== PROBLEM TO SOLVE ==
Print the listing below exactly.
::::
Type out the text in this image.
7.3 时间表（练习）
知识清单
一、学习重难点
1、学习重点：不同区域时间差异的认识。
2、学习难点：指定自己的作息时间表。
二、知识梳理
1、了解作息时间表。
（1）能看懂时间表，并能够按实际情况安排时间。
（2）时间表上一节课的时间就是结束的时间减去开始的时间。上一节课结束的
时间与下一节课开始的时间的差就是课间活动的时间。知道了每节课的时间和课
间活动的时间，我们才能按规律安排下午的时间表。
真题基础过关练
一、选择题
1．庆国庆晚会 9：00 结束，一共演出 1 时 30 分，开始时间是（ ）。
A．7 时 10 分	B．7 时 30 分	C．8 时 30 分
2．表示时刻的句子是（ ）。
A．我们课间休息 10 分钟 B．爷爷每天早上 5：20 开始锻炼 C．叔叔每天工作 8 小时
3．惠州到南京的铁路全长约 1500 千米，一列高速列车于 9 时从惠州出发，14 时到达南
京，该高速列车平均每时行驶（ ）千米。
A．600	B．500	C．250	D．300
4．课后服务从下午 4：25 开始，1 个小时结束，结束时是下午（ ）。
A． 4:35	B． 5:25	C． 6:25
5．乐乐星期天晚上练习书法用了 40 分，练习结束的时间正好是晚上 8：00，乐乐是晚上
::::
== CORRECT RESPONSE ==
Type out the text in this image.
7.3 时间表（练习）
知识清单
一、学习重难点
1、学习重点：不同区域时间差异的认识。
2、学习难点：指定自己的作息时间表。
二、知识梳理
1、了解作息时间表。
（1）能看懂时间表，并能够按实际情况安排时间。
（2）时间表上一节课的时间就是结束的时间减去开始的时间。上一节课结束的
时间与下一节课开始的时间的差就是课间活动的时间。知道了每节课的时间和课
间活动的时间，我们才能按规律安排下午的时间表。
真题基础过关练
一、选择题
1．庆国庆晚会 9：00 结束，一共演出 1 时 30 分，开始时间是（ ）。
A．7 时 10 分	B．7 时 30 分	C．8 时 30 分
2．表示时刻的句子是（ ）。
A．我们课间休息 10 分钟 B．爷爷每天早上 5：20 开始锻炼 C．叔叔每天工作 8 小时
3．惠州到南京的铁路全长约 1500 千米，一列高速列车于 9 时从惠州出发，14 时到达南
京，该高速列车平均每时行驶（ ）千米。
A．600	B．500	C．250	D．300
4．课后服务从下午 4：25 开始，1 个小时结束，结束时是下午（ ）。
A． 4:35	B． 5:25	C． 6:25
5．乐乐星期天晚上练习书法用了 40 分，练习结束的时间正好是晚上 8：00，乐乐是晚上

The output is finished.